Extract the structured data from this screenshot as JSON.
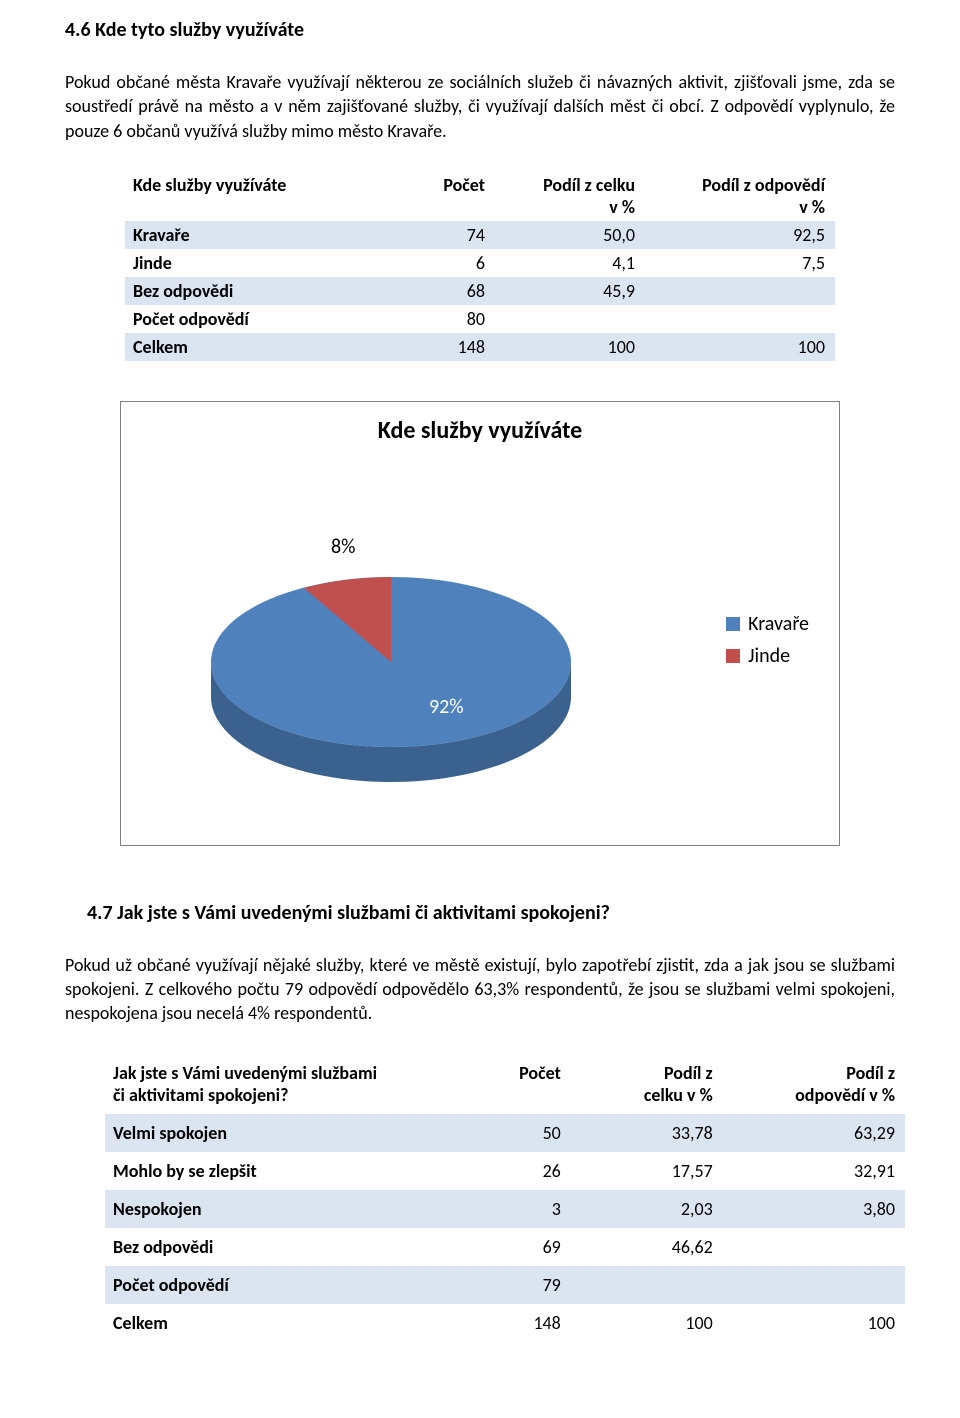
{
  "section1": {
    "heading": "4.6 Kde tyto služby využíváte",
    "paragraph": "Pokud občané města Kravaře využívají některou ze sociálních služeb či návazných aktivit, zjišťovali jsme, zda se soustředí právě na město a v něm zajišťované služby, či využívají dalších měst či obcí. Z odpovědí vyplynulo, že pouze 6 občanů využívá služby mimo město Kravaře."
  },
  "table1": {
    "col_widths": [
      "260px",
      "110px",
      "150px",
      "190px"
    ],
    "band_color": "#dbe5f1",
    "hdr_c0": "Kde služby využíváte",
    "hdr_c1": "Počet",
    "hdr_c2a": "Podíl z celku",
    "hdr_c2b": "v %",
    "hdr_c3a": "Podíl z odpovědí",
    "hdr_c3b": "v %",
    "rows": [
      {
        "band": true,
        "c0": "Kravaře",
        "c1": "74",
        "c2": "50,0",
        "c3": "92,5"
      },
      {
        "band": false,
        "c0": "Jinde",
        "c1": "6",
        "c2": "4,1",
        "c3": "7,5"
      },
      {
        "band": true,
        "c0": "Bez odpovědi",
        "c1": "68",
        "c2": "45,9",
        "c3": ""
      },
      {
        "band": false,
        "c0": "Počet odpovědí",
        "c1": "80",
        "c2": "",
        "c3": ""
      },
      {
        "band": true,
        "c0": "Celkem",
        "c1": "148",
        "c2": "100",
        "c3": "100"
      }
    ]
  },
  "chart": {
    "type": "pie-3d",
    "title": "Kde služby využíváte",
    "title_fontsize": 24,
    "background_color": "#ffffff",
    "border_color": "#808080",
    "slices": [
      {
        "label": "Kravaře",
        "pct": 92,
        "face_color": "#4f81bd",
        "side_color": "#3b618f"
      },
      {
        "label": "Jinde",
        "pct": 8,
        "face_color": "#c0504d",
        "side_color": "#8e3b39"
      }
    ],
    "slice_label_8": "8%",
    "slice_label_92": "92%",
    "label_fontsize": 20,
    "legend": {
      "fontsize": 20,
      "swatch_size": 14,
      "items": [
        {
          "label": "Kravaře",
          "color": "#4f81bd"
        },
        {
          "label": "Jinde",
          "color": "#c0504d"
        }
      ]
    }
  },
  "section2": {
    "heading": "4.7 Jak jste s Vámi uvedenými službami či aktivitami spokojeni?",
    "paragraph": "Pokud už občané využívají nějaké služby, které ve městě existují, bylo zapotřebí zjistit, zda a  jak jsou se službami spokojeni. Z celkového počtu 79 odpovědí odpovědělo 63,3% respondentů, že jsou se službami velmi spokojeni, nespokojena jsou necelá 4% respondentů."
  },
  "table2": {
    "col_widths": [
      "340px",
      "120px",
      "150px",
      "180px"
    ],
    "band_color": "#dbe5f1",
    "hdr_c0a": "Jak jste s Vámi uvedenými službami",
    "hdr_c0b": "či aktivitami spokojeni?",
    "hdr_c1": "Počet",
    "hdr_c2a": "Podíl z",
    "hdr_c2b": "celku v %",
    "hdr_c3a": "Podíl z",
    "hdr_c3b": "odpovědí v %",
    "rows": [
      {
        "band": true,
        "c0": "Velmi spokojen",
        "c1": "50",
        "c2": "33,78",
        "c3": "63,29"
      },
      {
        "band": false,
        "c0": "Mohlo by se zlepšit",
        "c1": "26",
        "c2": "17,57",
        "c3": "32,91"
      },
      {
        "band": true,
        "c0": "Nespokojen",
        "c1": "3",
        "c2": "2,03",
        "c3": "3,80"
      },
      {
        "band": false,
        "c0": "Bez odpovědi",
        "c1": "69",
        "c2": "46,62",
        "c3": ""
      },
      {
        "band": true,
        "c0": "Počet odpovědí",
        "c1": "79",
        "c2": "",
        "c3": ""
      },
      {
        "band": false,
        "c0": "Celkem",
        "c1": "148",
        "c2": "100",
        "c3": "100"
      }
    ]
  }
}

⁂

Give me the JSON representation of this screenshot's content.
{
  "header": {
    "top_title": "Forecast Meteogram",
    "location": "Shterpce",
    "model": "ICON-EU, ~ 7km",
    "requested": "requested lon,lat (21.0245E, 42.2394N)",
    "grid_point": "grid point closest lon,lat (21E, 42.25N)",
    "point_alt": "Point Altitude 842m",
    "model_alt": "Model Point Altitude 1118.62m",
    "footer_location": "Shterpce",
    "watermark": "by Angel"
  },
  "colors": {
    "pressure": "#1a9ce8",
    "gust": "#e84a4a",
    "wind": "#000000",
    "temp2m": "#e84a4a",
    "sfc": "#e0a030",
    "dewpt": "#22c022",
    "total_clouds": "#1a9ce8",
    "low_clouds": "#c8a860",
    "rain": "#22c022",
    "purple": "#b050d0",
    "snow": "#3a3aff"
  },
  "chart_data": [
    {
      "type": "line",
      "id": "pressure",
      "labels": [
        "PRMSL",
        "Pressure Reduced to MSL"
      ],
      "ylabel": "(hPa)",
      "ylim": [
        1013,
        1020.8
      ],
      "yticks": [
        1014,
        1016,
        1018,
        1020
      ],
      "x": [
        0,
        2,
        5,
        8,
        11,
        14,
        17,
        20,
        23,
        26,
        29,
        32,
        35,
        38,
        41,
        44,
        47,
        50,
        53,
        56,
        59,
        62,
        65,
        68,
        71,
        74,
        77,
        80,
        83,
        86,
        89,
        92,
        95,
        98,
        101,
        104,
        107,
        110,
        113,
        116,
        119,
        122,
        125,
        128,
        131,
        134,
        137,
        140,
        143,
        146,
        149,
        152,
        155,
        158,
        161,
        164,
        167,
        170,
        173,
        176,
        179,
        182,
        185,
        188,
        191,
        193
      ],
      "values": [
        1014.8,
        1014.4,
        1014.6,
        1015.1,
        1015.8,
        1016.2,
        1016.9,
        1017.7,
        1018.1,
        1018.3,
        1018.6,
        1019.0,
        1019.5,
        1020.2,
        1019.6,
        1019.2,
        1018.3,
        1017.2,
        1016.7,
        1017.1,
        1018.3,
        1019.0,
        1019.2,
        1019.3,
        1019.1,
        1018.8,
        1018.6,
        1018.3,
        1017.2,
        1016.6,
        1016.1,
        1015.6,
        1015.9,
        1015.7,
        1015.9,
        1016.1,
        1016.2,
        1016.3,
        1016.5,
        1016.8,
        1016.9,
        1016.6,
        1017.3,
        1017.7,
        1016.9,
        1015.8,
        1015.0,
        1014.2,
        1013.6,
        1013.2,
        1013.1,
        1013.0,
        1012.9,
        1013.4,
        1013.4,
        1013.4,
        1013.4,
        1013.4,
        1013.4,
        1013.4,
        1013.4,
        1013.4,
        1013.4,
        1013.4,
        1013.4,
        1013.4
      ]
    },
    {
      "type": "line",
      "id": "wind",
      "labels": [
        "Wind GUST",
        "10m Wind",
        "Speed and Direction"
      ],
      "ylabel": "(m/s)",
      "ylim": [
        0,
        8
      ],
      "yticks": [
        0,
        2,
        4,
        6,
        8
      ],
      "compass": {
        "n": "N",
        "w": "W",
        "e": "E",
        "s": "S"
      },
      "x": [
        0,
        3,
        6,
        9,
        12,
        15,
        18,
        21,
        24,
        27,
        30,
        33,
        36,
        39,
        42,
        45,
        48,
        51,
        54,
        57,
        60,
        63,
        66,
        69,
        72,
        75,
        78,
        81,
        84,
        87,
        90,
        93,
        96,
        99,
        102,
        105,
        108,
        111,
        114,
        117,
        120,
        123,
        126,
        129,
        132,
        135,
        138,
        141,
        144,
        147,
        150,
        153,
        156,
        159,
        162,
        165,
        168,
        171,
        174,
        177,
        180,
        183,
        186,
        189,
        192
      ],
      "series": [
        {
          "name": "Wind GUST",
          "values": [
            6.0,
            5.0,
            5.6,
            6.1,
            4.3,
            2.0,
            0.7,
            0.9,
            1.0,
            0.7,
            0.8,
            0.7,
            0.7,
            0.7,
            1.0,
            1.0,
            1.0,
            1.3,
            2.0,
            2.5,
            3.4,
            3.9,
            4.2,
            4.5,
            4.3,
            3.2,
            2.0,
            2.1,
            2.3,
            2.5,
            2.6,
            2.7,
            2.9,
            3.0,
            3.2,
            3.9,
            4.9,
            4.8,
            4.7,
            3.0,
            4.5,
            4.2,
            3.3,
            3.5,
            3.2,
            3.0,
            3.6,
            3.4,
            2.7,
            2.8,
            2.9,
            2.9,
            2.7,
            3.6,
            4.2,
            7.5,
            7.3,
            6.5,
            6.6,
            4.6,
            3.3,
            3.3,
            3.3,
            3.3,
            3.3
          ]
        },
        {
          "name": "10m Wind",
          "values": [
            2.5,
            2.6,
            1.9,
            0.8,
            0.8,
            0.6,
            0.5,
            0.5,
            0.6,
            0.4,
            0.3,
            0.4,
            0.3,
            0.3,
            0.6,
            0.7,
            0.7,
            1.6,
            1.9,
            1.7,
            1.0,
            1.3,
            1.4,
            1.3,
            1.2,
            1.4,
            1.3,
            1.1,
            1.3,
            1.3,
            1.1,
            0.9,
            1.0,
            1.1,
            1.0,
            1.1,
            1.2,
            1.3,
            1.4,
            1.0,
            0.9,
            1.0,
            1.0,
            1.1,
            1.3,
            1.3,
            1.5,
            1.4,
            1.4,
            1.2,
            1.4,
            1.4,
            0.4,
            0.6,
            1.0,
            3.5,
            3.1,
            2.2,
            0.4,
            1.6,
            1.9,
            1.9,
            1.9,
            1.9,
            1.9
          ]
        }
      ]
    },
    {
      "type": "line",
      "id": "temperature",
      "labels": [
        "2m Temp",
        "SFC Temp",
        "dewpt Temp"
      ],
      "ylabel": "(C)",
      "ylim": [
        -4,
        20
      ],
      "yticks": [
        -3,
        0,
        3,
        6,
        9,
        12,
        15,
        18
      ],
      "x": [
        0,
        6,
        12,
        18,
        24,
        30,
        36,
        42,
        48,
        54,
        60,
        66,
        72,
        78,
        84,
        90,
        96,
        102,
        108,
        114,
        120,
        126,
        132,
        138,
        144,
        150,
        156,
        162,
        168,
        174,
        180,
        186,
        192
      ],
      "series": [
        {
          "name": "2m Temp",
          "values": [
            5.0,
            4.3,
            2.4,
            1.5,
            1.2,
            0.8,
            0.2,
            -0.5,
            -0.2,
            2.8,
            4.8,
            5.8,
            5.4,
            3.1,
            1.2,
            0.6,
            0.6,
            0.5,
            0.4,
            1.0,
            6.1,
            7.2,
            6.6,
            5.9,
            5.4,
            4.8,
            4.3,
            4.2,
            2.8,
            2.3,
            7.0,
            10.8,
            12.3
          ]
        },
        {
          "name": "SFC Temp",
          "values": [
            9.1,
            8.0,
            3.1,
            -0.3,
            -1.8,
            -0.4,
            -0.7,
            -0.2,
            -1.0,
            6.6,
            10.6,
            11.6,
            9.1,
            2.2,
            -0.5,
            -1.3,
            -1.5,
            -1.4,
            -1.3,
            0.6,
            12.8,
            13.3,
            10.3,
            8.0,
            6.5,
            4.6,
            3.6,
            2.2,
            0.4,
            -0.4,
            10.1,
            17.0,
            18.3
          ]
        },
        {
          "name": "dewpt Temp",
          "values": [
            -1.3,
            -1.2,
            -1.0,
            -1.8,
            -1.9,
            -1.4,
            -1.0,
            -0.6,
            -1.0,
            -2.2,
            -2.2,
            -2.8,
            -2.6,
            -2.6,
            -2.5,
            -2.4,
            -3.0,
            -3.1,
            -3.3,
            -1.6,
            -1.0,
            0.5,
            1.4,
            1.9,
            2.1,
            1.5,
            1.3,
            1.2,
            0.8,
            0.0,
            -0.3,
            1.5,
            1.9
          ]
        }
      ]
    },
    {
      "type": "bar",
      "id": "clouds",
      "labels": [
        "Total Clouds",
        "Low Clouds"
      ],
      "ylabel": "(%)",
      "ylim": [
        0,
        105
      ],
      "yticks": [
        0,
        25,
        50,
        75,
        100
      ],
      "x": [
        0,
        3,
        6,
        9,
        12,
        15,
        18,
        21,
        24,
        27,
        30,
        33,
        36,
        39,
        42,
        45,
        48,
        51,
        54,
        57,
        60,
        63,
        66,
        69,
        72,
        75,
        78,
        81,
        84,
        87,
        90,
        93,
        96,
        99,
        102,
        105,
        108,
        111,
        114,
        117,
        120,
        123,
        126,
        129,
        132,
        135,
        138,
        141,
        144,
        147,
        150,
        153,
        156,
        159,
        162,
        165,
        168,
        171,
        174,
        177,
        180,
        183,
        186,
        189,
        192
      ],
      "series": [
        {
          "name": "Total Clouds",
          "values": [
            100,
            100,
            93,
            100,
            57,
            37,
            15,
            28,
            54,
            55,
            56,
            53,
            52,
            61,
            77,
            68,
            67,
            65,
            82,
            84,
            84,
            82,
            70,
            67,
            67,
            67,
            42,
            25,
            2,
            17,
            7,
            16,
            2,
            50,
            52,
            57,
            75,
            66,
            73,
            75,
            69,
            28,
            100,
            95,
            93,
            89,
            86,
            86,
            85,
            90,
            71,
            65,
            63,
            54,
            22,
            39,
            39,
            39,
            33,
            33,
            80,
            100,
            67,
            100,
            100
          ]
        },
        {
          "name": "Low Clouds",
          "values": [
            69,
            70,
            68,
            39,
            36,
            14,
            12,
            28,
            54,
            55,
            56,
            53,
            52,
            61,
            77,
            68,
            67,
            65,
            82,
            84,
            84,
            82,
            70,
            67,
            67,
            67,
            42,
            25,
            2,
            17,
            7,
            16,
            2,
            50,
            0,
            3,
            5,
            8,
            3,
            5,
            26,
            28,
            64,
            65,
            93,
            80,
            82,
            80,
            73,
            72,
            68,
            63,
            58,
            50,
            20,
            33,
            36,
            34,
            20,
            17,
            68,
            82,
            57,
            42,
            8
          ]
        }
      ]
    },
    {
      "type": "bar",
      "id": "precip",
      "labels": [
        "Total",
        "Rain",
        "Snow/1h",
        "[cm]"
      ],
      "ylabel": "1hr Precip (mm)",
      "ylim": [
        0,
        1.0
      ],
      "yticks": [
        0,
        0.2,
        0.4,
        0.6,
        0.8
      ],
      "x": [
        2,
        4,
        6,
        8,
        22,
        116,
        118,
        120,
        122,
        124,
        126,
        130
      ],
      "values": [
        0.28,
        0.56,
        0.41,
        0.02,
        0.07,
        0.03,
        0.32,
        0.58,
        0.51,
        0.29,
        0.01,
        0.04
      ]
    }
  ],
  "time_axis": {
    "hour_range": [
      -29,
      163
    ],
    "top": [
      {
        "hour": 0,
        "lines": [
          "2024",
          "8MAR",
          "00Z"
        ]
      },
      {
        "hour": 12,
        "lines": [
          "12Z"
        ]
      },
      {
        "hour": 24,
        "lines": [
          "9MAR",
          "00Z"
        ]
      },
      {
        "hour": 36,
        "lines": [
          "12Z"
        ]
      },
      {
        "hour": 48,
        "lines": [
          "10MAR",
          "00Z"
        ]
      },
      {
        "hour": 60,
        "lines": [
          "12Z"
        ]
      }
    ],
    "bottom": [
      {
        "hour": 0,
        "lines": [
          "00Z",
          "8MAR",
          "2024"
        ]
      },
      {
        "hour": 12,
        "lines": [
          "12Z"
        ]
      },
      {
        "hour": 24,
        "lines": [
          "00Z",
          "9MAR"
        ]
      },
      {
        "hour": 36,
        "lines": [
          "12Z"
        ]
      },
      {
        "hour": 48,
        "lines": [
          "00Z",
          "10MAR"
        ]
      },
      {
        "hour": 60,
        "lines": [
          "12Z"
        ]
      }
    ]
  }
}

⁂

> Work to complete:
Search the records for the word "JSON", then list every line that has it.

> Written reply:
Extract the structured data from this screenshot as JSON.
Give me the JSON representation of this screenshot's content.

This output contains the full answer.